**EXERCISE**.
Show, in full, each line of the data that contains "error".

**RECORDED DATA**.
## begin

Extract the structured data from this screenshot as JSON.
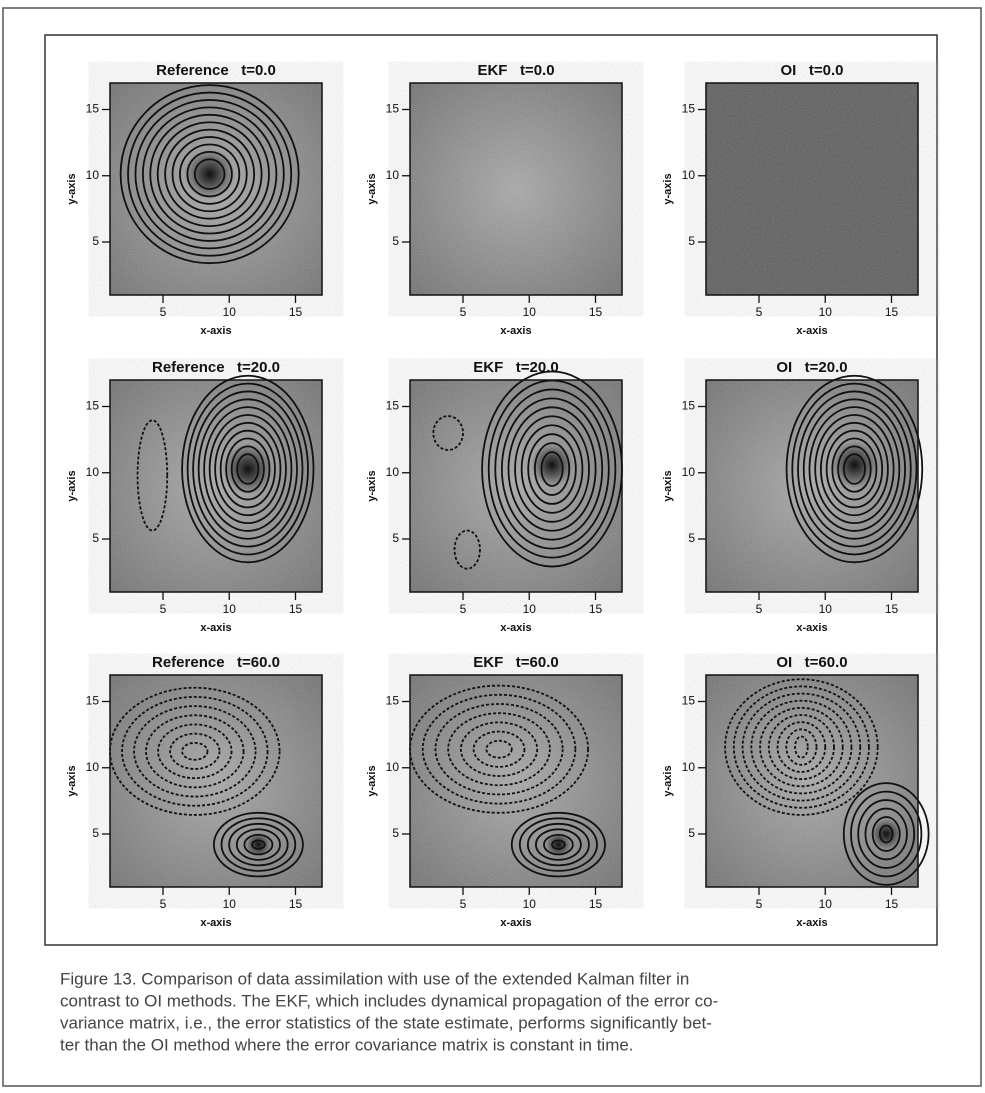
{
  "figure": {
    "panels": [
      {
        "title": "Reference   t=0.0",
        "xlabel": "x-axis",
        "ylabel": "y-axis",
        "xlim": [
          1,
          17
        ],
        "ylim": [
          1,
          17
        ],
        "xticks": [
          5,
          10,
          15
        ],
        "yticks": [
          5,
          10,
          15
        ]
      },
      {
        "title": "EKF   t=0.0",
        "xlabel": "x-axis",
        "ylabel": "y-axis",
        "xlim": [
          1,
          17
        ],
        "ylim": [
          1,
          17
        ],
        "xticks": [
          5,
          10,
          15
        ],
        "yticks": [
          5,
          10,
          15
        ]
      },
      {
        "title": "OI   t=0.0",
        "xlabel": "x-axis",
        "ylabel": "y-axis",
        "xlim": [
          1,
          17
        ],
        "ylim": [
          1,
          17
        ],
        "xticks": [
          5,
          10,
          15
        ],
        "yticks": [
          5,
          10,
          15
        ]
      },
      {
        "title": "Reference   t=20.0",
        "xlabel": "x-axis",
        "ylabel": "y-axis",
        "xlim": [
          1,
          17
        ],
        "ylim": [
          1,
          17
        ],
        "xticks": [
          5,
          10,
          15
        ],
        "yticks": [
          5,
          10,
          15
        ]
      },
      {
        "title": "EKF   t=20.0",
        "xlabel": "x-axis",
        "ylabel": "y-axis",
        "xlim": [
          1,
          17
        ],
        "ylim": [
          1,
          17
        ],
        "xticks": [
          5,
          10,
          15
        ],
        "yticks": [
          5,
          10,
          15
        ]
      },
      {
        "title": "OI   t=20.0",
        "xlabel": "x-axis",
        "ylabel": "y-axis",
        "xlim": [
          1,
          17
        ],
        "ylim": [
          1,
          17
        ],
        "xticks": [
          5,
          10,
          15
        ],
        "yticks": [
          5,
          10,
          15
        ]
      },
      {
        "title": "Reference   t=60.0",
        "xlabel": "x-axis",
        "ylabel": "y-axis",
        "xlim": [
          1,
          17
        ],
        "ylim": [
          1,
          17
        ],
        "xticks": [
          5,
          10,
          15
        ],
        "yticks": [
          5,
          10,
          15
        ]
      },
      {
        "title": "EKF   t=60.0",
        "xlabel": "x-axis",
        "ylabel": "y-axis",
        "xlim": [
          1,
          17
        ],
        "ylim": [
          1,
          17
        ],
        "xticks": [
          5,
          10,
          15
        ],
        "yticks": [
          5,
          10,
          15
        ]
      },
      {
        "title": "OI   t=60.0",
        "xlabel": "x-axis",
        "ylabel": "y-axis",
        "xlim": [
          1,
          17
        ],
        "ylim": [
          1,
          17
        ],
        "xticks": [
          5,
          10,
          15
        ],
        "yticks": [
          5,
          10,
          15
        ]
      }
    ],
    "caption": [
      "Figure 13. Comparison of data assimilation with use of the extended Kalman filter in",
      "contrast to OI methods. The EKF, which includes dynamical propagation of the error co-",
      "variance matrix, i.e., the error statistics of the state estimate, performs significantly bet-",
      "ter than the OI method where the error covariance matrix is constant in time."
    ]
  }
}
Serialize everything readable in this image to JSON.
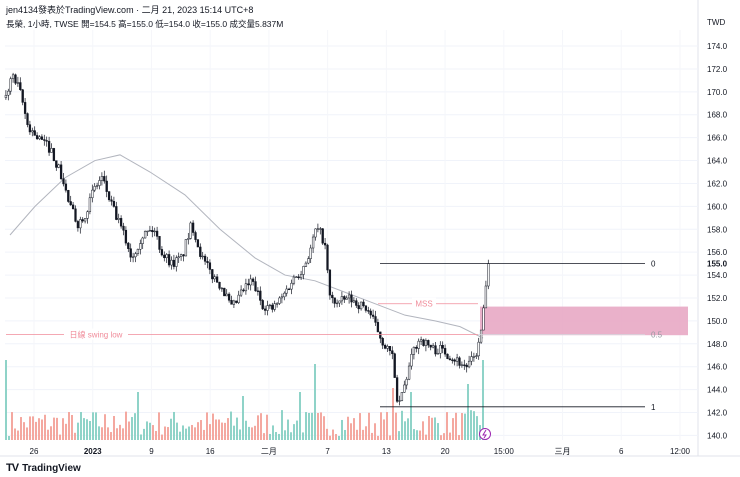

## end

**FULL ANSWER**.
      "contrast to OI methods. The EKF, which includes dynamical propagation of the error co-",
      "variance matrix, i.e., the error statistics of the state estimate, performs significantly bet-",
      "ter than the OI method where the error covariance matrix is constant in time."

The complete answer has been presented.